▶ _DATA LINES_:
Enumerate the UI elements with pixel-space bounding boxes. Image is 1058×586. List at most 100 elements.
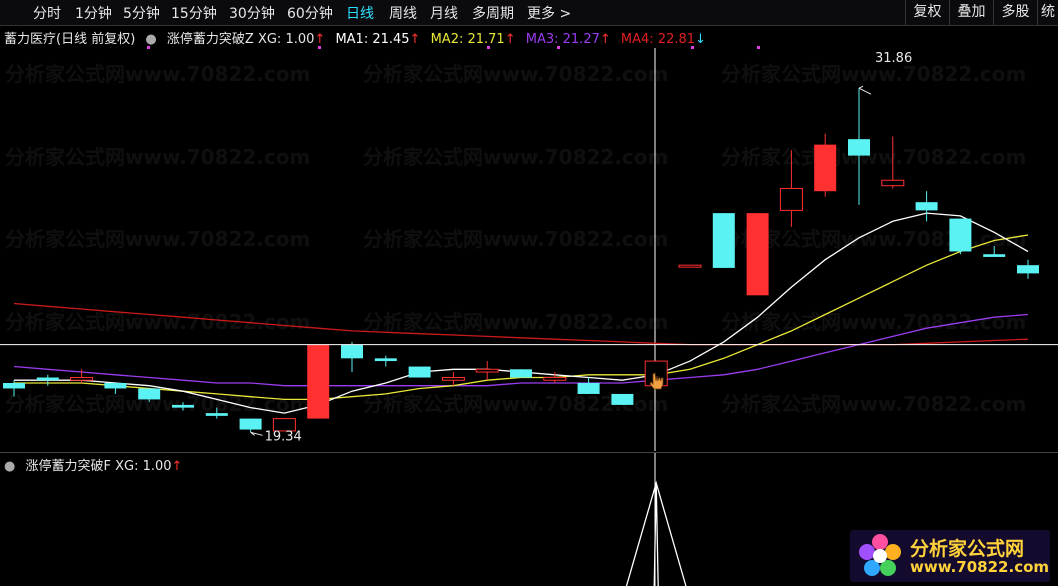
period-tab[interactable]: 30分钟 [229,3,275,23]
watermark-text: 分析家公式网www.70822.com [721,62,1026,86]
watermark-text: 分析家公式网www.70822.com [5,62,310,86]
candle[interactable] [341,341,363,373]
ma1-value: MA1: 21.45 [335,32,410,47]
candle[interactable] [239,418,262,433]
arrow-up-icon: ↑ [314,32,326,47]
arrow-up-icon: ↑ [599,32,611,47]
candle-body [70,377,94,381]
candle-body [915,202,938,211]
candle-body [408,366,431,378]
period-tab[interactable]: 60分钟 [287,3,333,23]
stock-title: 蓄力医疗(日线 前复权) [4,32,136,47]
watermark-text: 分析家公式网www.70822.com [721,310,1026,334]
high-price-label: 31.86 [875,51,912,66]
low-price-label: 19.34 [265,429,302,444]
candle[interactable] [1017,259,1039,279]
candle[interactable] [307,344,330,419]
arrow-down-icon: ↓ [695,32,706,47]
signal-spike [625,480,687,586]
xg-value: XG: 1.00 [257,32,315,47]
period-tab[interactable]: 周线 [389,3,417,23]
candle-body [307,344,330,419]
candle-body [172,404,194,408]
period-tab[interactable]: 15分钟 [171,3,217,23]
candle-body [36,377,59,381]
arrow-up-icon: ↑ [409,32,421,47]
candle-body [949,218,972,252]
low-marker-icon [250,431,263,436]
main-chart-panel: 分析家公式网www.70822.com 分析家公式网www.70822.com 分析… [0,26,1058,451]
site-logo: 分析家公式网 www.70822.com [850,530,1050,582]
candle-body [104,382,127,389]
logo-url: www.70822.com [910,558,1050,576]
stats-button[interactable]: 统 [1037,0,1058,25]
multi-stock-button[interactable]: 多股 [993,0,1037,25]
period-tab[interactable]: 5分钟 [123,3,160,23]
watermark-text: 分析家公式网www.70822.com [5,145,310,169]
candle[interactable] [915,191,938,222]
candle-body [475,368,499,373]
indicator-name[interactable]: 涨停蓄力突破F [25,459,110,474]
period-tab-multi[interactable]: 多周期 [472,3,514,23]
lower-legend: ● 涨停蓄力突破F XG: 1.00↑ [4,455,182,474]
period-tab-daily[interactable]: 日线 [346,3,374,23]
candle-body [881,179,905,187]
toggle-circle-icon[interactable]: ● [145,32,156,47]
watermark-text: 分析家公式网www.70822.com [363,227,668,251]
period-tab[interactable]: 分时 [33,3,61,23]
candle[interactable] [475,361,499,381]
candle[interactable] [814,133,837,197]
candle[interactable] [949,218,972,255]
watermark-text: 分析家公式网www.70822.com [363,145,668,169]
candle[interactable] [577,377,600,394]
candle[interactable] [510,369,532,378]
candle-body [3,382,25,389]
candle[interactable] [848,88,870,205]
candle[interactable] [441,372,465,386]
logo-name: 分析家公式网 [910,538,1025,560]
candle[interactable] [678,264,702,268]
candle-body [441,377,465,381]
candle-body [341,344,363,359]
candle-body [746,213,769,296]
ma2-value: MA2: 21.71 [430,32,505,47]
high-marker-icon [858,85,872,95]
overlay-button[interactable]: 叠加 [949,0,993,25]
candle-body [779,187,803,211]
watermark-text: 分析家公式网www.70822.com [5,227,310,251]
candle-body [138,388,161,400]
candle-body [983,254,1006,257]
candle-body [374,358,397,362]
candle-body [814,144,837,192]
period-tab[interactable]: 月线 [430,3,458,23]
period-toolbar: 分时 1分钟 5分钟 15分钟 30分钟 60分钟 日线 周线 月线 多周期 更… [0,0,1058,26]
candle[interactable] [408,366,431,378]
indicator-name[interactable]: 涨停蓄力突破Z [167,32,254,47]
watermark-text: 分析家公式网www.70822.com [363,62,668,86]
candle-body [510,369,532,378]
candle-body [239,418,262,430]
candle-body [205,413,228,416]
flower-logo-icon [859,534,901,576]
toggle-circle-icon[interactable]: ● [4,459,15,474]
candle-body [577,382,600,394]
watermark-text: 分析家公式网www.70822.com [5,310,310,334]
period-tab[interactable]: 1分钟 [75,3,112,23]
period-tab-more[interactable]: 更多 > [527,3,571,23]
candle[interactable] [374,355,397,367]
kline-chart[interactable]: 分析家公式网www.70822.com 分析家公式网www.70822.com 分析… [0,26,1058,451]
candle-body [543,377,567,381]
watermark-text: 分析家公式网www.70822.com [363,310,668,334]
candle-body [678,264,702,268]
candle[interactable] [712,213,735,268]
candle[interactable] [746,213,769,296]
signal-dot [757,46,760,49]
main-legend: 蓄力医疗(日线 前复权) ● 涨停蓄力突破Z XG: 1.00↑ MA1: 21… [4,28,712,47]
watermark-text: 分析家公式网www.70822.com [721,392,1026,416]
arrow-up-icon: ↑ [504,32,516,47]
ma4-value: MA4: 22.81 [620,32,696,47]
candle-body [848,139,870,156]
candle[interactable] [611,393,634,405]
candle-body [611,393,634,405]
adjust-button[interactable]: 复权 [905,0,949,25]
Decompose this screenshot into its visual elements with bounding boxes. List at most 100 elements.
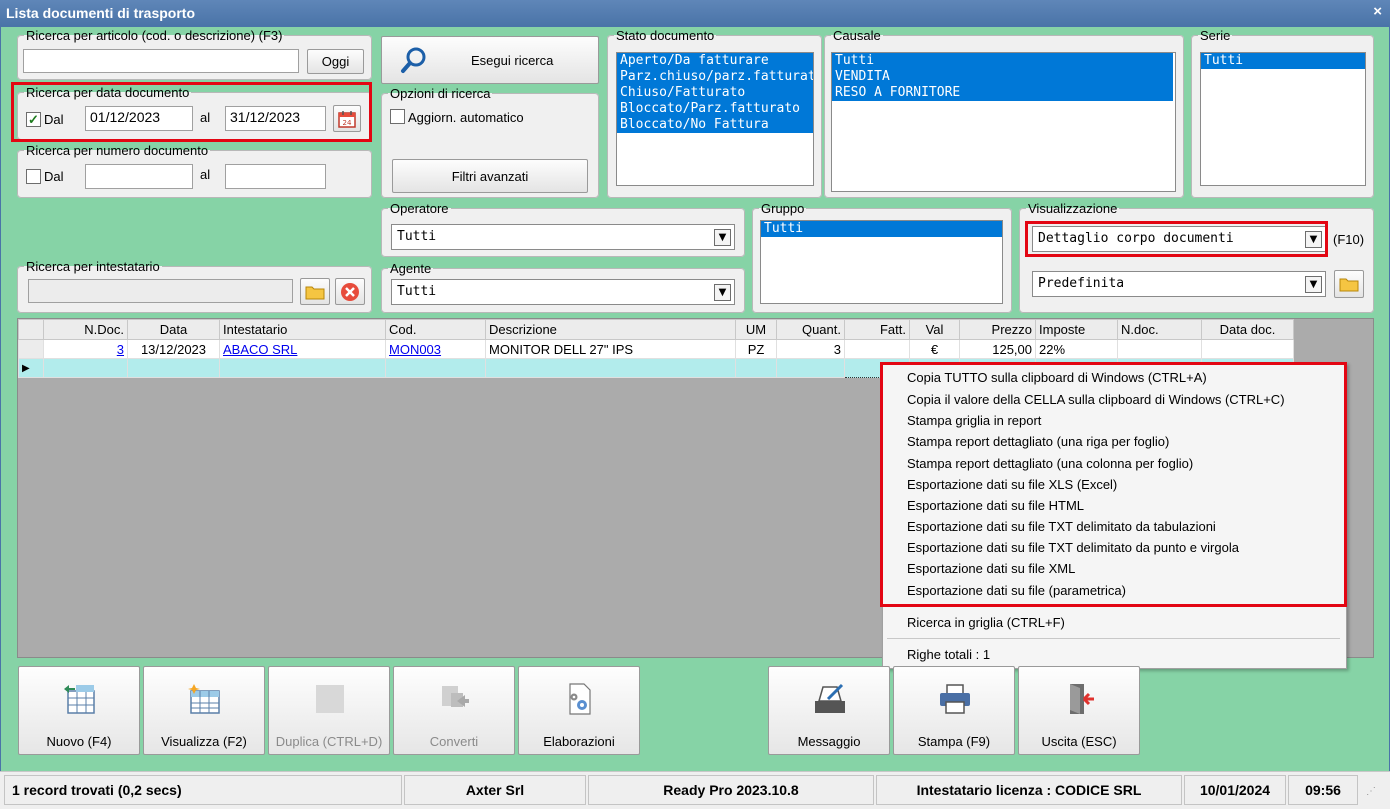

▶ _TASK TO CARRY OUT_: Reproduce the rows above verbatim, everything from the line containing "period-tab[interactable]: 30分钟 [229,3,275,23]" down to the line containing "arrow-up-icon: ↑ [314,32,326,47]", including both of those lines.

▶ _FINAL ANSWER_:
period-tab[interactable]: 30分钟 [229,3,275,23]
watermark-text: 分析家公式网www.70822.com [721,62,1026,86]
watermark-text: 分析家公式网www.70822.com [5,62,310,86]
candle[interactable] [341,341,363,373]
ma1-value: MA1: 21.45 [335,32,410,47]
candle[interactable] [239,418,262,433]
arrow-up-icon: ↑ [314,32,326,47]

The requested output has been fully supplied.